> [EXERCISE INSTRUCTIONS]: Keep only those lines of the records that include the string "SRMTID".

━━ RECORDS TO USE

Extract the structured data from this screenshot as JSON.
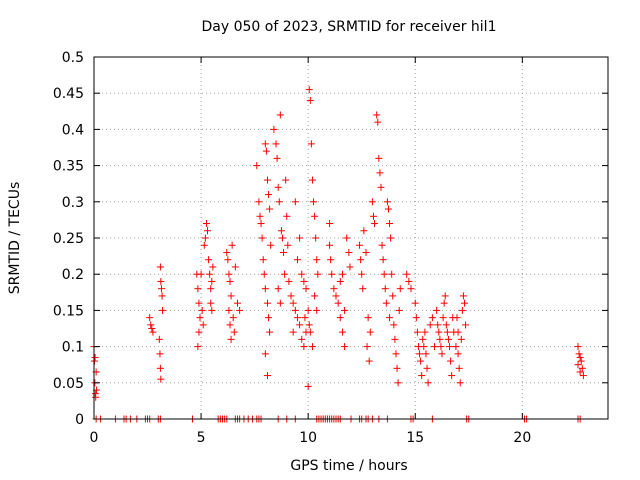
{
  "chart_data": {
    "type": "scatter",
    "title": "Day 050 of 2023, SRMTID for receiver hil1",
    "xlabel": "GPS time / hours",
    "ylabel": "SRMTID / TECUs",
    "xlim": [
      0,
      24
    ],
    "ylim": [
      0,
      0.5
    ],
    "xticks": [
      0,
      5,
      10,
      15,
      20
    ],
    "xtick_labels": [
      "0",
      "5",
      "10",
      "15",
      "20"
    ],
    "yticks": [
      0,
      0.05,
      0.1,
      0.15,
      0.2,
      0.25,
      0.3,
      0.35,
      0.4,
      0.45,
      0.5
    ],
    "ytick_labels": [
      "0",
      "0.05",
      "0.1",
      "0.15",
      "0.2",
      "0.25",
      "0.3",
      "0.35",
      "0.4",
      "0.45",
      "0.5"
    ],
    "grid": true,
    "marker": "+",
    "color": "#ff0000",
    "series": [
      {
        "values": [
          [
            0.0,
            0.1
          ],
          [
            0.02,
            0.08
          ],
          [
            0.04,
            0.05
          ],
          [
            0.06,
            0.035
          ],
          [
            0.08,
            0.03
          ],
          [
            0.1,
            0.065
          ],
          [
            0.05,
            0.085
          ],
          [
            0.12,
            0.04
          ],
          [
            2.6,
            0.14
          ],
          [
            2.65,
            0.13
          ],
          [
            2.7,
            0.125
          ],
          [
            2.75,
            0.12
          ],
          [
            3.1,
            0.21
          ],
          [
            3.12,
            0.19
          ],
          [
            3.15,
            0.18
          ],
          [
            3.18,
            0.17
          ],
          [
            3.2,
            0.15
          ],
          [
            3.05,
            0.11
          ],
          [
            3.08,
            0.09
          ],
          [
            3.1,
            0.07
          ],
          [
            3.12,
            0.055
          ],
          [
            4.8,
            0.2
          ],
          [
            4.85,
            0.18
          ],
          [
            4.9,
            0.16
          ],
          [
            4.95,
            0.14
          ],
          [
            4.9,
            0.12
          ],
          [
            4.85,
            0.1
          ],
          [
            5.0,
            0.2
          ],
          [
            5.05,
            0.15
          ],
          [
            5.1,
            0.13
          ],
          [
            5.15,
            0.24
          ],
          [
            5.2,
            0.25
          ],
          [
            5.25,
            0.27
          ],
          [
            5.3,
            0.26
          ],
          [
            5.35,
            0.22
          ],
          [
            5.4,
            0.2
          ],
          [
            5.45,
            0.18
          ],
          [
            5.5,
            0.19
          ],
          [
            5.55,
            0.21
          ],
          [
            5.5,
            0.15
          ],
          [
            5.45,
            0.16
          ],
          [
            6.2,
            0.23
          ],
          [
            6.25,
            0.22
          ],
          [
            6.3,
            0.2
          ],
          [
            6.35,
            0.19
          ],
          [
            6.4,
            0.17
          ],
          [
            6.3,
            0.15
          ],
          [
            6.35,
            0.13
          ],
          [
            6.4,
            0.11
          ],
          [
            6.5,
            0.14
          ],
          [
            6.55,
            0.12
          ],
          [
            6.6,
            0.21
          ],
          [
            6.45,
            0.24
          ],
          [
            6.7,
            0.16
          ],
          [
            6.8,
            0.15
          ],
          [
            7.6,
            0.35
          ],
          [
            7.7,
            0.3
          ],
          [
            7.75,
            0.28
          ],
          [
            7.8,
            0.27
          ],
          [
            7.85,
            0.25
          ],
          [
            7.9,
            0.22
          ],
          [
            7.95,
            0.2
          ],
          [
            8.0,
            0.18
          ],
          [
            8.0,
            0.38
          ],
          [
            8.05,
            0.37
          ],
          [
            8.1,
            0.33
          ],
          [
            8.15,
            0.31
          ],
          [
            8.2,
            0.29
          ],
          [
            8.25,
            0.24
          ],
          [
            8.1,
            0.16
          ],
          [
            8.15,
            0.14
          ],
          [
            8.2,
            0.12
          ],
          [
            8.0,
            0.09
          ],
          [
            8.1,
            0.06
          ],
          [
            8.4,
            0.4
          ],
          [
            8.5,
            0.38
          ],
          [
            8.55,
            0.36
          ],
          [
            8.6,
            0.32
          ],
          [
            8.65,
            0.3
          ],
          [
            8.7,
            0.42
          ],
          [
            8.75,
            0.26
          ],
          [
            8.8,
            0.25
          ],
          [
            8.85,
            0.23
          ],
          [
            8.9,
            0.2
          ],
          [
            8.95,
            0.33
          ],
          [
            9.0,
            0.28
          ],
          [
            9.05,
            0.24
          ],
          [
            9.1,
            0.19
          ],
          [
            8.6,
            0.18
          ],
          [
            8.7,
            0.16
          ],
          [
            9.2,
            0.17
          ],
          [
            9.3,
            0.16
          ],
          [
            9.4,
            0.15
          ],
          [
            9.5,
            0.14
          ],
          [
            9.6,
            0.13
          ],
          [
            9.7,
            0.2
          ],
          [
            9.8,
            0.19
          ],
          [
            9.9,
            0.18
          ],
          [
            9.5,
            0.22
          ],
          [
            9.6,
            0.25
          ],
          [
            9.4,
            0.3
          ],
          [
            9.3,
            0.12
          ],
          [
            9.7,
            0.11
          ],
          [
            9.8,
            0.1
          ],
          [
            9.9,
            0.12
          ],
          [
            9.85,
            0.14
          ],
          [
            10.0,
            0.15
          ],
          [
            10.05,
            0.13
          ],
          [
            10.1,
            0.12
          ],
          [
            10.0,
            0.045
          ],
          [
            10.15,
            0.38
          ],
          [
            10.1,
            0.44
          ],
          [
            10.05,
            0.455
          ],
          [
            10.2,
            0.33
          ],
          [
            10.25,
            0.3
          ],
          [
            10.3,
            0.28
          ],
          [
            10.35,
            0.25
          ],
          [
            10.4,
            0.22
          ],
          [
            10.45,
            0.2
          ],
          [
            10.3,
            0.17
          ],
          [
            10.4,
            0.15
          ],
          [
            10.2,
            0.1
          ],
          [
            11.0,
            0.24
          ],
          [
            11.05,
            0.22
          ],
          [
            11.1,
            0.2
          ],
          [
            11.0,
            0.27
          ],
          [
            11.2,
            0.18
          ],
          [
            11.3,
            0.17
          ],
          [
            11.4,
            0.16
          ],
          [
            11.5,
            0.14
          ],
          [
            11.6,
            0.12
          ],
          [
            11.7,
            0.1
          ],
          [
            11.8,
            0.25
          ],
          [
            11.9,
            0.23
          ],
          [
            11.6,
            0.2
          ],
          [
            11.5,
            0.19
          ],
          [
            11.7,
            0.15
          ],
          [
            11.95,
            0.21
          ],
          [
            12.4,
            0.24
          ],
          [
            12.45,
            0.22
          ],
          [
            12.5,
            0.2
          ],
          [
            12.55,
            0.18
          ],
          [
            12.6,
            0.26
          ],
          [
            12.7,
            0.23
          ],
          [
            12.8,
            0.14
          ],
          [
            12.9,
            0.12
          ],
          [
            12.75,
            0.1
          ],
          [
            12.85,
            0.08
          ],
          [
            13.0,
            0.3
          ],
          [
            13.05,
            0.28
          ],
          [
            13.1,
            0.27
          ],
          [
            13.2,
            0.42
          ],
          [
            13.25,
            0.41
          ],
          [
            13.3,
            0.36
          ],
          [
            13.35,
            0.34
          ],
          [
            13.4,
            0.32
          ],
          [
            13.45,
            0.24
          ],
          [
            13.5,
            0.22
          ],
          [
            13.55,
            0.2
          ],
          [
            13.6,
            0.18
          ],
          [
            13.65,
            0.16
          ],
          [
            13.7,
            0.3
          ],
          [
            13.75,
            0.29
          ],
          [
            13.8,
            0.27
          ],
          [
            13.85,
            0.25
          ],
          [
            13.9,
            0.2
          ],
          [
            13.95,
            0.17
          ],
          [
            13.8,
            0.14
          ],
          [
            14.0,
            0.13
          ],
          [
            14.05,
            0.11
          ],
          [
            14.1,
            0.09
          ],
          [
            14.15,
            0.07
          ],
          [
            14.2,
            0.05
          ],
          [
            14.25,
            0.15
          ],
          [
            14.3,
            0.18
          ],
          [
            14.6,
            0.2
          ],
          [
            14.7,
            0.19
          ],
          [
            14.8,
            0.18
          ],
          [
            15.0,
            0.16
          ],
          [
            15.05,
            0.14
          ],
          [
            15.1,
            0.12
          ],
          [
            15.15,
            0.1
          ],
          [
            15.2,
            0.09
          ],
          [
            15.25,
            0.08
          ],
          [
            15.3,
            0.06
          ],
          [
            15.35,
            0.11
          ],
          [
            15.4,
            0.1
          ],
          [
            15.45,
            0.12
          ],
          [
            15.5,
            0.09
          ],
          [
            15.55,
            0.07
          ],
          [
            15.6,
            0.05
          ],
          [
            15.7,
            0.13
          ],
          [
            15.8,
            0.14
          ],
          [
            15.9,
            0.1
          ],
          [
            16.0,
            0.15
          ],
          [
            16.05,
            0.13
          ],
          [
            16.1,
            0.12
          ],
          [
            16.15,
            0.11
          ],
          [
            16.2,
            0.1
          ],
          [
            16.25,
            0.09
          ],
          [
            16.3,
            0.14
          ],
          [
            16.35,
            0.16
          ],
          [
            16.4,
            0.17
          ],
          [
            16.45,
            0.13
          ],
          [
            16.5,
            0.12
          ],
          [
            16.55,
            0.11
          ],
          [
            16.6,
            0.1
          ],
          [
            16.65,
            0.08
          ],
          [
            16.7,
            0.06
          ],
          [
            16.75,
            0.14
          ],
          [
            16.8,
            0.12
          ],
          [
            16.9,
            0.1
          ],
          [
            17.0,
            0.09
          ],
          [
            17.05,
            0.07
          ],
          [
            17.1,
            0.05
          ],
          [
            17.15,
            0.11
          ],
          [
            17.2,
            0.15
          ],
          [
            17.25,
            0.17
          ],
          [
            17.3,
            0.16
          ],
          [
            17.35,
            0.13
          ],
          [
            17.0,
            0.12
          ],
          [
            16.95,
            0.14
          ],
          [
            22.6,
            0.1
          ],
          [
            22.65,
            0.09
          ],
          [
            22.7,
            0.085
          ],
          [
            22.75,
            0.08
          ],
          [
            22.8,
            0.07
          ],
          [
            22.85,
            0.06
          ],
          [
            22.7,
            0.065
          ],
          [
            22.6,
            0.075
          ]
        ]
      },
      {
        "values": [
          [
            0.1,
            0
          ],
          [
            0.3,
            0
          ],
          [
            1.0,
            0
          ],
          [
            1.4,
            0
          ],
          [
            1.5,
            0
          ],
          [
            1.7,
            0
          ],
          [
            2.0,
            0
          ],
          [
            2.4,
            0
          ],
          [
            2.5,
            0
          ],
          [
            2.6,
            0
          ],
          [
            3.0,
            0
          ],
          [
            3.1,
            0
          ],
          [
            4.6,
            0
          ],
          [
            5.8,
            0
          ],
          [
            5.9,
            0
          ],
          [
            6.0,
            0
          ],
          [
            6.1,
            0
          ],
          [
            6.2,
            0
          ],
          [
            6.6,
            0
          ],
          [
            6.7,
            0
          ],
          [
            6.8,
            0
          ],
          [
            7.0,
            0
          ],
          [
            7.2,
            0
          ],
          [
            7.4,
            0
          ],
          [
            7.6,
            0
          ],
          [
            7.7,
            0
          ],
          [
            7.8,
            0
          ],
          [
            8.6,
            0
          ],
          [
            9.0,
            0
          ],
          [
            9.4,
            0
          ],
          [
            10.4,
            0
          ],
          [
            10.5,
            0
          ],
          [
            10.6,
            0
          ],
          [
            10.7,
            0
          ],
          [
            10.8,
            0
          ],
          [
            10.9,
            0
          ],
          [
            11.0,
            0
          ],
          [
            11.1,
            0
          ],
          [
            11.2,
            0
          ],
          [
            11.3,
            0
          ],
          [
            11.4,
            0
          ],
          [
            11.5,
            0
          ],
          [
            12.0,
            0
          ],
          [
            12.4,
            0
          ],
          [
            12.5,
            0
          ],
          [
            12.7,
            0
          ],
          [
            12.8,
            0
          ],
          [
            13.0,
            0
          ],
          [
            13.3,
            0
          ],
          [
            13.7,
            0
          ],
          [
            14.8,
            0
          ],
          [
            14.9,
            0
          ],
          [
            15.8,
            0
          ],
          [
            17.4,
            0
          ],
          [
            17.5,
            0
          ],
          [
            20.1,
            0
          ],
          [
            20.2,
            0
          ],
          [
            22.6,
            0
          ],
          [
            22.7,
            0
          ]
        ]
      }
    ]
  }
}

━━━━

> [SOLUTION TO THE PROBLEM]:
    "title": "Day 050 of 2023, SRMTID for receiver hil1",
    "ylabel": "SRMTID / TECUs",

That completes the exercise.